Look through the material below. Copy every line with the string "Mirror" in it.

[Source records]
* BEGIN *

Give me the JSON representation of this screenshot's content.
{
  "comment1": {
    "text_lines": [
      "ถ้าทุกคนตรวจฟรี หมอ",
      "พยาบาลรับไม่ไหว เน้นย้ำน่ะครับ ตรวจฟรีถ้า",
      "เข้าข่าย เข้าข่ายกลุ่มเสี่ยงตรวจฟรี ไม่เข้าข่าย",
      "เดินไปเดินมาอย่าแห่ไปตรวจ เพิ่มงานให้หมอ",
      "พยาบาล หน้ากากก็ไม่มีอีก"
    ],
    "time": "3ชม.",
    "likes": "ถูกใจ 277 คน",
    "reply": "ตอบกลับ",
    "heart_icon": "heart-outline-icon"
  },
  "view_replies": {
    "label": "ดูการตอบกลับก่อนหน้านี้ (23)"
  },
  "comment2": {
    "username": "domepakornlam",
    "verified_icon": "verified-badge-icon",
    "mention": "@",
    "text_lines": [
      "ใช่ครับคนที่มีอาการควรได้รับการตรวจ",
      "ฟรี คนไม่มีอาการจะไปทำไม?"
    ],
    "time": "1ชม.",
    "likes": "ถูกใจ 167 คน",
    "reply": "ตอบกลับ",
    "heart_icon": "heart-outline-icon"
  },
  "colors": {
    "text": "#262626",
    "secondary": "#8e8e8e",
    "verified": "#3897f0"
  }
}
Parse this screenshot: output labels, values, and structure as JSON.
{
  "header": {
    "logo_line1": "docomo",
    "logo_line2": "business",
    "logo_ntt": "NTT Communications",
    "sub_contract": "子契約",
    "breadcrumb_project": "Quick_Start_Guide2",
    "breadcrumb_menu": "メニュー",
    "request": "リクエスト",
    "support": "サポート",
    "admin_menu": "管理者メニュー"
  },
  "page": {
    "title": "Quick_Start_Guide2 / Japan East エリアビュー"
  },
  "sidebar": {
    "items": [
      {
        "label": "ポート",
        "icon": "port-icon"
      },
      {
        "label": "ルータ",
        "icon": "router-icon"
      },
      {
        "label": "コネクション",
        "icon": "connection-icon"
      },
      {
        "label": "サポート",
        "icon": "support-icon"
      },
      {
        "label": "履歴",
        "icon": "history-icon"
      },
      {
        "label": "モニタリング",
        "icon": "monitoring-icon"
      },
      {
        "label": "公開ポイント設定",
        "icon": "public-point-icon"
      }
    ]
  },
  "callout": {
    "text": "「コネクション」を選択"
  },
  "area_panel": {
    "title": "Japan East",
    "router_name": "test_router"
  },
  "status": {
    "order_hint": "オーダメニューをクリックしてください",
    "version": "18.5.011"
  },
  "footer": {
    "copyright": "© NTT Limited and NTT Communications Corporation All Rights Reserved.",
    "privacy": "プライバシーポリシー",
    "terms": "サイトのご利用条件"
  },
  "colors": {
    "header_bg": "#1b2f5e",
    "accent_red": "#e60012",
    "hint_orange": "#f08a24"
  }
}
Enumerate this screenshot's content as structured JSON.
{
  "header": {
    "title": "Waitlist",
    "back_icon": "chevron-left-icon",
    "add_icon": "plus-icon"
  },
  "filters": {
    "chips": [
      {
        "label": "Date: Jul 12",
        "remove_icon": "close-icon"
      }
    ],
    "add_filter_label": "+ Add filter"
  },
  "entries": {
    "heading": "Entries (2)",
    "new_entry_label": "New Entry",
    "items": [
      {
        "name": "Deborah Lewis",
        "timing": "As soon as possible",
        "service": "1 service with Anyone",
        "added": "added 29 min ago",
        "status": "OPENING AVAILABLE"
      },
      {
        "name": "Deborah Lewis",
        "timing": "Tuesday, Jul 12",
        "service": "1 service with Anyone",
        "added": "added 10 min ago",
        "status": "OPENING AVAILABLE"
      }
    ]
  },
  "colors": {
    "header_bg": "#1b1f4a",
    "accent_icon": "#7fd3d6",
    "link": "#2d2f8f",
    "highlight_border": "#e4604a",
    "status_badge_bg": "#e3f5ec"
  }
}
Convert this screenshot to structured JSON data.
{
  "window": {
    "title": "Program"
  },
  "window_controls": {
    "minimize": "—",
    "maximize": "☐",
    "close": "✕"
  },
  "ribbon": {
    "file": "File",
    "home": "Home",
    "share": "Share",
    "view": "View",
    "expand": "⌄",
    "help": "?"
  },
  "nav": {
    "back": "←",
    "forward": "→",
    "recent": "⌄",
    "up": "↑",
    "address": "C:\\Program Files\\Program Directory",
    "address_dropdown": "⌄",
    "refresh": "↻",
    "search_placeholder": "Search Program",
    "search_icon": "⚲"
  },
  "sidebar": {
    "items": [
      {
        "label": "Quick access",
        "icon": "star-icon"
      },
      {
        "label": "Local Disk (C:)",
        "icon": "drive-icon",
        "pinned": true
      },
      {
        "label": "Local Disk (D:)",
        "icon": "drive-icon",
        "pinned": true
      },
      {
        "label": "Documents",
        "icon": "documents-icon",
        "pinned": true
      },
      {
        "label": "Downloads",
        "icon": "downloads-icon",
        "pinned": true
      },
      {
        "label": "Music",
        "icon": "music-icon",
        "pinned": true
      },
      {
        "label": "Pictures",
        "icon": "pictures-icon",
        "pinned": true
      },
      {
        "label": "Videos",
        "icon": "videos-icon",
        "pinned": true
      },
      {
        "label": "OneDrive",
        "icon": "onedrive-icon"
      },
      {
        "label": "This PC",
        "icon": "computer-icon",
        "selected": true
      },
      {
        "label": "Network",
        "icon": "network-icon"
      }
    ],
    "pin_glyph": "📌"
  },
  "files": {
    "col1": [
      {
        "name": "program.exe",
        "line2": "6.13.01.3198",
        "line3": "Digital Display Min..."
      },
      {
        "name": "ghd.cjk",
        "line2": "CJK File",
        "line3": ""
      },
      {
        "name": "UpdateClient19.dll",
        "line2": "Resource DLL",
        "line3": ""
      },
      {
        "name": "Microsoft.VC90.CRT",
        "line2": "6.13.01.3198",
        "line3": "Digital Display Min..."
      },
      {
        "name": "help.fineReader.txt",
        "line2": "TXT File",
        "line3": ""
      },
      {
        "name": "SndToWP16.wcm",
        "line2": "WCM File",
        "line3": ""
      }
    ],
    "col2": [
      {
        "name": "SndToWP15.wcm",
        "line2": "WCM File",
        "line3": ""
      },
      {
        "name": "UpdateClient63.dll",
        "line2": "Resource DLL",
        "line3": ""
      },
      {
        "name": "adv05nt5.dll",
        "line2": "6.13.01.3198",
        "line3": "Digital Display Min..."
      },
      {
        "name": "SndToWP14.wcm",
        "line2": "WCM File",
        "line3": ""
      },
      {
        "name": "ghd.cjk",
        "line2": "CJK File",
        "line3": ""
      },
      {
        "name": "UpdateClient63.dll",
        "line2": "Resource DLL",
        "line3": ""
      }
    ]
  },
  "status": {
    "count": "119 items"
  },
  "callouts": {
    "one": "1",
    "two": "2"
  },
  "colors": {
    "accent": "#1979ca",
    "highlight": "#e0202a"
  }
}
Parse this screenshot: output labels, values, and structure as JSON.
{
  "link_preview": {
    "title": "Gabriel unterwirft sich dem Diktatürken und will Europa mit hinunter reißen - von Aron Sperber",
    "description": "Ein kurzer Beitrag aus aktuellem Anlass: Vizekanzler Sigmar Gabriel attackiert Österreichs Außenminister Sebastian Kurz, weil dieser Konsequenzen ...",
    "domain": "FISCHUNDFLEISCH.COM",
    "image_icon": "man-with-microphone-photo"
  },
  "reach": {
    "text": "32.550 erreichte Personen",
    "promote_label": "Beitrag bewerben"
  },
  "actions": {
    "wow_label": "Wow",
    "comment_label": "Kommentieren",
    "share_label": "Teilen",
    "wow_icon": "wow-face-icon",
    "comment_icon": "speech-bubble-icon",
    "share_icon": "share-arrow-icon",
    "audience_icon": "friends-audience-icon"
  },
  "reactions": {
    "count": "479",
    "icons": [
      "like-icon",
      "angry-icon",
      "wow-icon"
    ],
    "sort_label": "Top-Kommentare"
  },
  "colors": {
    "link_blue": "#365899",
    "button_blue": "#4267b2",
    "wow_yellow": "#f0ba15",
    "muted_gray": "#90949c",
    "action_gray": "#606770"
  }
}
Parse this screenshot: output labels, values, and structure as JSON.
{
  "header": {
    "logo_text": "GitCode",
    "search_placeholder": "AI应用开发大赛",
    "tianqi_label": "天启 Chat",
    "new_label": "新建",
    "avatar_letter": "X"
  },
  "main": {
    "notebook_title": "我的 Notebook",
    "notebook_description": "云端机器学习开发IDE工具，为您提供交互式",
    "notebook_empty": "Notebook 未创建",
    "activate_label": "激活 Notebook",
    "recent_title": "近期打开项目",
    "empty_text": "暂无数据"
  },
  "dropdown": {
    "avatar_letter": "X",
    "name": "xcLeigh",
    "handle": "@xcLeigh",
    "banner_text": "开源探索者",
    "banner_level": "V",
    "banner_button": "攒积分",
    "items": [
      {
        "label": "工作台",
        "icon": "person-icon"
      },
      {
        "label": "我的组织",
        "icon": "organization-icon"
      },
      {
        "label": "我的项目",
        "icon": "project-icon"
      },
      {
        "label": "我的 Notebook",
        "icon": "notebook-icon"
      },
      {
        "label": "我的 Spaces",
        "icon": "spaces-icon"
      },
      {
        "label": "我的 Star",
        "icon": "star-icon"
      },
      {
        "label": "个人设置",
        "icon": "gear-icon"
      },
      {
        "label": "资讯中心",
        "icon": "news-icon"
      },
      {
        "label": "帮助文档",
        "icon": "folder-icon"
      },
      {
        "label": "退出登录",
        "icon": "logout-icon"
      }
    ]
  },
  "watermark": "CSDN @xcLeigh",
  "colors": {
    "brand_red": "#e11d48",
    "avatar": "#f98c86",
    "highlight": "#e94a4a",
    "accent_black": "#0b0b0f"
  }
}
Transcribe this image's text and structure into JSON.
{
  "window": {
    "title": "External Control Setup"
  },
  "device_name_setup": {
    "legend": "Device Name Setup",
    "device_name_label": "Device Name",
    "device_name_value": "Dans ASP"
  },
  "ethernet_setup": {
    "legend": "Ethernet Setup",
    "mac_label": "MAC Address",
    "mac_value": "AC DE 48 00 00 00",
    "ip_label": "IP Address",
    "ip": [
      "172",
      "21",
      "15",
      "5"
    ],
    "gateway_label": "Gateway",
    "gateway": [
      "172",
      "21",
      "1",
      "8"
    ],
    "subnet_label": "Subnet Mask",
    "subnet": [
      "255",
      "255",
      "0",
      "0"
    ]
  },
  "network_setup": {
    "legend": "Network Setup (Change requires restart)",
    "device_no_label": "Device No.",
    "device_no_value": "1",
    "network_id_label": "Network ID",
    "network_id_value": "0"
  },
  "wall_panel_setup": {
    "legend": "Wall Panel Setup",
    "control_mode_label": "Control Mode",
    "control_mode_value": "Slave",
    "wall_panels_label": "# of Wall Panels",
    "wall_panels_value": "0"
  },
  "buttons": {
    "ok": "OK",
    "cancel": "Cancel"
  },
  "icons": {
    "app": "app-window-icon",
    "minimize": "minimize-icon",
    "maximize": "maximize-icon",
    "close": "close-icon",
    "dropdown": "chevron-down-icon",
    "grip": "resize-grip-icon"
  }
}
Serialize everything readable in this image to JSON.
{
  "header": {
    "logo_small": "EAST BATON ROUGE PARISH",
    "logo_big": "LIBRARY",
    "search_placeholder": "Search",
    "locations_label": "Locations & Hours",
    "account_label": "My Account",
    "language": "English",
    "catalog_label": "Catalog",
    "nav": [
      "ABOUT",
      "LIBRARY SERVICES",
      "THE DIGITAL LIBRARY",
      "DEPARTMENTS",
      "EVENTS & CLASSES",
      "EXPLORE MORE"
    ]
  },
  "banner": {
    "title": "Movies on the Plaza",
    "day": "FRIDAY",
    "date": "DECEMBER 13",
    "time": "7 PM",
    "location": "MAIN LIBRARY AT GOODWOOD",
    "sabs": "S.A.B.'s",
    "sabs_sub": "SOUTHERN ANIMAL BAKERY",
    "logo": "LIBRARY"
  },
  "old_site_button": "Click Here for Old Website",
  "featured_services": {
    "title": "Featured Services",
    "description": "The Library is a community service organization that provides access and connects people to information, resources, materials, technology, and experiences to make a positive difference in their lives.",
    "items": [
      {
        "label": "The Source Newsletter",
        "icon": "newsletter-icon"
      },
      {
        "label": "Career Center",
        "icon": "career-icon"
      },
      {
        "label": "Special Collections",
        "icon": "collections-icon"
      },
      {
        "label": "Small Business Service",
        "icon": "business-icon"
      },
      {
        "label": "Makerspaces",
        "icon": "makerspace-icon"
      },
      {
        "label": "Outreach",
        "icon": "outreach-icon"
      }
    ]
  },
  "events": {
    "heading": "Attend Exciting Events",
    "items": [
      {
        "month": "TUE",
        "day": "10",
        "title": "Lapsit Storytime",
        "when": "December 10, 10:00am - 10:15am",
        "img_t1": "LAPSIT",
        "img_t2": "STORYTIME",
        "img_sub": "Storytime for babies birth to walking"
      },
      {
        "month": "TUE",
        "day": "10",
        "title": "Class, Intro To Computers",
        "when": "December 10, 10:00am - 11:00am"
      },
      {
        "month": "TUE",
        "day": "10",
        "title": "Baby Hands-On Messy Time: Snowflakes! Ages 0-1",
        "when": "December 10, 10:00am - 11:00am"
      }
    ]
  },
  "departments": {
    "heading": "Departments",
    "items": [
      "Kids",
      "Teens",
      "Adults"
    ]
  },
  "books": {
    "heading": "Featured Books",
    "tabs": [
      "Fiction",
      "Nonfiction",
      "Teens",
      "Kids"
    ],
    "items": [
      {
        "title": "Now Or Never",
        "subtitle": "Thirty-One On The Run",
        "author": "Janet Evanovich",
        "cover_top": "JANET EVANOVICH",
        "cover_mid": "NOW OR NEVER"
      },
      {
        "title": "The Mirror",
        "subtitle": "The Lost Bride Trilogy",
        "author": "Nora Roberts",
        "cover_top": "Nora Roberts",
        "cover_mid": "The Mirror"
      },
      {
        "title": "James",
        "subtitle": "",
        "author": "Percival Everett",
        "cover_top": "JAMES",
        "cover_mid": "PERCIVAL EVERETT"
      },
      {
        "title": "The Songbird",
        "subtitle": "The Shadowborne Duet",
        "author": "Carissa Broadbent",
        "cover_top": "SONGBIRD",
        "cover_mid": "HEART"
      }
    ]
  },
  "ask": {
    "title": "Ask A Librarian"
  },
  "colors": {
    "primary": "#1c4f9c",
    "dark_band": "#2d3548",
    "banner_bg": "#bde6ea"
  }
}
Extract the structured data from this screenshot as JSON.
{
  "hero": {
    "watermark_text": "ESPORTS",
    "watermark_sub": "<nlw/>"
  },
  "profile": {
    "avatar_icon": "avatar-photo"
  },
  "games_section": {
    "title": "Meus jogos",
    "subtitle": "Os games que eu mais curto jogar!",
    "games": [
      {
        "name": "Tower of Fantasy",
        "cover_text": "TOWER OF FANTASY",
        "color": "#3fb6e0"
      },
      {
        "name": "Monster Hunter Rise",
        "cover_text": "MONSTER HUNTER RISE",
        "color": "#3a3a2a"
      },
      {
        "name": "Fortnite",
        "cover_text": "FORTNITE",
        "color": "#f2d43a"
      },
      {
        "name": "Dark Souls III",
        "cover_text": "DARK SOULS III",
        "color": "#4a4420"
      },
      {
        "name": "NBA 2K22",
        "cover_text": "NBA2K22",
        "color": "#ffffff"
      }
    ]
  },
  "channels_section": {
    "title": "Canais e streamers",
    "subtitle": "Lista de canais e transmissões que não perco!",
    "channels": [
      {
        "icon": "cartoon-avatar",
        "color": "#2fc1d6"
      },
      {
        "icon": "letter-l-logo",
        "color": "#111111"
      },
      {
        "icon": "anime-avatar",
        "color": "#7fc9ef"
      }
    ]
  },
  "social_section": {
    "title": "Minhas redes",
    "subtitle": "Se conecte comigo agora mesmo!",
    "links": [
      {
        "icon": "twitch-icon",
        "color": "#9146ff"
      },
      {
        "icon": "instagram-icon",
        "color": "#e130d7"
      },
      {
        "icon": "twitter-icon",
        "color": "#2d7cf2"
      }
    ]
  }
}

* END *

■ **RESULT OF THE TASK**
        "title": "The Mirror",
        "cover_mid": "The Mirror"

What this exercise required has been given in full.